__EXERCISE BRIEF__
In the entries below, find every line holding the string "yderligere" and collect it.

-- START OF DATA LISTING --

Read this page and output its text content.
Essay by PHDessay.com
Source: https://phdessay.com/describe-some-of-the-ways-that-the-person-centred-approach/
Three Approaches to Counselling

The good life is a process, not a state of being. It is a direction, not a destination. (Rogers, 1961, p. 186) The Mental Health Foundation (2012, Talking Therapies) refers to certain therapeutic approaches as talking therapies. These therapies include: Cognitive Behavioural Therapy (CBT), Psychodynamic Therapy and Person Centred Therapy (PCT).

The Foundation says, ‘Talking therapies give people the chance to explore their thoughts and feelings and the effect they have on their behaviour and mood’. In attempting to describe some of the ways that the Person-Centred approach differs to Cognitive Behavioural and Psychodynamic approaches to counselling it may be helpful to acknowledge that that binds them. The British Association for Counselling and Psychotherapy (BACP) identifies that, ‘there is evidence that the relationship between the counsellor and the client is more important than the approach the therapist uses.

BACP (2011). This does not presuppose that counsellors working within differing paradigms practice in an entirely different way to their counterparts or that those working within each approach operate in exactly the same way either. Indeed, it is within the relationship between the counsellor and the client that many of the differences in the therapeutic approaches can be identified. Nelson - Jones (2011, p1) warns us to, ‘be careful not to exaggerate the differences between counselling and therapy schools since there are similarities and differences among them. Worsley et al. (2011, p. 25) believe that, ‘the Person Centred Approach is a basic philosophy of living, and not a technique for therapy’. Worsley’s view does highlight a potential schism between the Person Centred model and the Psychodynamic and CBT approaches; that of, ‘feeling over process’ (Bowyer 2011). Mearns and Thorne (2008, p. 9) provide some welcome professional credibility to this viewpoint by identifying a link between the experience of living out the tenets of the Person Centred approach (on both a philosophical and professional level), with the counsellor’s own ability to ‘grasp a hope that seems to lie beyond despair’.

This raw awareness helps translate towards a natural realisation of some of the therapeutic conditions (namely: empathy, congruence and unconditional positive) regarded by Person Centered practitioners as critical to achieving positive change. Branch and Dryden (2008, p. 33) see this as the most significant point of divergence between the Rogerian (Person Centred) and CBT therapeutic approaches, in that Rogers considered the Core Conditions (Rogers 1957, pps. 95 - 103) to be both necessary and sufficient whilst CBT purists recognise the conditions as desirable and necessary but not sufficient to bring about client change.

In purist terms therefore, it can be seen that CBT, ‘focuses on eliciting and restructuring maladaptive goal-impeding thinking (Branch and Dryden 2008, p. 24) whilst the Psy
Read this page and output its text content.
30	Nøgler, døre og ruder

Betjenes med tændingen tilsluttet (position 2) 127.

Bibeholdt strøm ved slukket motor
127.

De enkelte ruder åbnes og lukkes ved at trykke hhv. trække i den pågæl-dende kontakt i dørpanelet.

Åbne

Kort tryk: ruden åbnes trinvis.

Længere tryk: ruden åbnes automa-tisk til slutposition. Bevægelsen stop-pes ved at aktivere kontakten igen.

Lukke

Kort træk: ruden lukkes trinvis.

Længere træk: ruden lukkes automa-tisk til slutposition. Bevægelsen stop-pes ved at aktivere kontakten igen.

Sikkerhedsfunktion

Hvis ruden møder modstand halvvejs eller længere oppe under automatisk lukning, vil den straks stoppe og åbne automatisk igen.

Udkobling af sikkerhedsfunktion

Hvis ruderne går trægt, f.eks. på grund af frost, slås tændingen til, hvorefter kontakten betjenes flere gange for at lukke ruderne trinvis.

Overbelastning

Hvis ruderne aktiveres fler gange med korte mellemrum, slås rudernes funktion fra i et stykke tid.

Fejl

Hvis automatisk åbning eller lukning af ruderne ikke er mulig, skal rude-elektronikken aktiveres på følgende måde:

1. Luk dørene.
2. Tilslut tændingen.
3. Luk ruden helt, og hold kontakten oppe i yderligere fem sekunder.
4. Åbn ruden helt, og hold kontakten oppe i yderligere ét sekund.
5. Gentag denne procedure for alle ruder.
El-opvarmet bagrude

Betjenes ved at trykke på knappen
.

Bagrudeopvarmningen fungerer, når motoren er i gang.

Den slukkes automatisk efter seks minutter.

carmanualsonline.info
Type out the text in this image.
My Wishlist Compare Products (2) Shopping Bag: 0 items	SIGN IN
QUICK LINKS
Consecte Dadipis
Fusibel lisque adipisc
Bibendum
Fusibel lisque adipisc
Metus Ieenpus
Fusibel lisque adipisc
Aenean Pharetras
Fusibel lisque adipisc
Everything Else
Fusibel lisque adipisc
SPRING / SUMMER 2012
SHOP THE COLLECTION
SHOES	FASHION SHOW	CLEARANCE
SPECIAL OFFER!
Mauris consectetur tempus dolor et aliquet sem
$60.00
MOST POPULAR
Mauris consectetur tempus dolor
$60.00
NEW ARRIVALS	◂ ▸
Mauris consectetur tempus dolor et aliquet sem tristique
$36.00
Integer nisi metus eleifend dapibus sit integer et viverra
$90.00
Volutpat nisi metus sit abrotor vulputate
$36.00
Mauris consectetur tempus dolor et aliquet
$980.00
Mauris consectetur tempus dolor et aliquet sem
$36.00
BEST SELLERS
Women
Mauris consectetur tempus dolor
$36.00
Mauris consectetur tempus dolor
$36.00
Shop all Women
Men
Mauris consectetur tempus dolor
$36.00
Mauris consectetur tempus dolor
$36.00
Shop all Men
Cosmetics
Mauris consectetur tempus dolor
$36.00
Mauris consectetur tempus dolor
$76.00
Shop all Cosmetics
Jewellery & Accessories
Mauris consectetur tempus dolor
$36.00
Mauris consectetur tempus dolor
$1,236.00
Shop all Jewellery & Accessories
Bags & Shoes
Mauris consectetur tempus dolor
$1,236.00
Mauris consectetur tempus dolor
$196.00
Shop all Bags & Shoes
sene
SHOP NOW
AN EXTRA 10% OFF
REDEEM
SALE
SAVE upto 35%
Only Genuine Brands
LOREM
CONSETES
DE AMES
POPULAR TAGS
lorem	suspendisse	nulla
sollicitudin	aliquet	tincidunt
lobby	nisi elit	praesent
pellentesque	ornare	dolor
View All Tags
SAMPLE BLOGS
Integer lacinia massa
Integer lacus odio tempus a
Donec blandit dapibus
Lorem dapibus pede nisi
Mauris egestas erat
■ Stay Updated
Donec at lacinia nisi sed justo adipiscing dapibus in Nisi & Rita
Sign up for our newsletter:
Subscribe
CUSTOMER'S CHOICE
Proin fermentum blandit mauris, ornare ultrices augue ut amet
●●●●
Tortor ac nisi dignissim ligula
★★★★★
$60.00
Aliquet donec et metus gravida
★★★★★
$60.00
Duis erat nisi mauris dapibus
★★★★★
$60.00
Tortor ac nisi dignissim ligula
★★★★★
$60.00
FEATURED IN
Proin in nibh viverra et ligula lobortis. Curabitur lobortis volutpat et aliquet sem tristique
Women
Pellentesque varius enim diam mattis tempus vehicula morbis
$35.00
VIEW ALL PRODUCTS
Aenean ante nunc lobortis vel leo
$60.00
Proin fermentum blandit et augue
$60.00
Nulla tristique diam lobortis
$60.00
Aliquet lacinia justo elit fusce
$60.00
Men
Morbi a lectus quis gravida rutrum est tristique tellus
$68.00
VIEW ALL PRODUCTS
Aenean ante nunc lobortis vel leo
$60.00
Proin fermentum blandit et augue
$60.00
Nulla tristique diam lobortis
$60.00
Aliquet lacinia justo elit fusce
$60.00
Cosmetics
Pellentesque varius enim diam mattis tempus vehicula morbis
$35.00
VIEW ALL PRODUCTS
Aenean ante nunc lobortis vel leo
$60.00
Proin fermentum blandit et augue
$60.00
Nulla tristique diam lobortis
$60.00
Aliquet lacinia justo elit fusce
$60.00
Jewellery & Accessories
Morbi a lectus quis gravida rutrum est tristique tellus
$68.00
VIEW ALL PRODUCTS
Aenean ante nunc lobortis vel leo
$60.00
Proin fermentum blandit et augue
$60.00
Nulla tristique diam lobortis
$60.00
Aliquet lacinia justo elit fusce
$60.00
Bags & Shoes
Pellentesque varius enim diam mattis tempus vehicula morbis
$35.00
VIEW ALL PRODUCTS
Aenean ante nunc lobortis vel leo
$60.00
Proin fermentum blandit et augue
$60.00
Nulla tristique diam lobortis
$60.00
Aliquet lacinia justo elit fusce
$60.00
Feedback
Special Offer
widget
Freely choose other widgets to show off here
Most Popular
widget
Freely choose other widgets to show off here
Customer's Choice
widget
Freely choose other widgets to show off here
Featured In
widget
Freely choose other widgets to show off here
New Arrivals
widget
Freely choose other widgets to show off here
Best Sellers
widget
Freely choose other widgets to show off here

-- END OF DATA LISTING --

__WRITTEN RESPONSE__
3. Luk ruden helt, og hold kontakten oppe i yderligere fem sekunder.
4. Åbn ruden helt, og hold kontakten oppe i yderligere ét sekund.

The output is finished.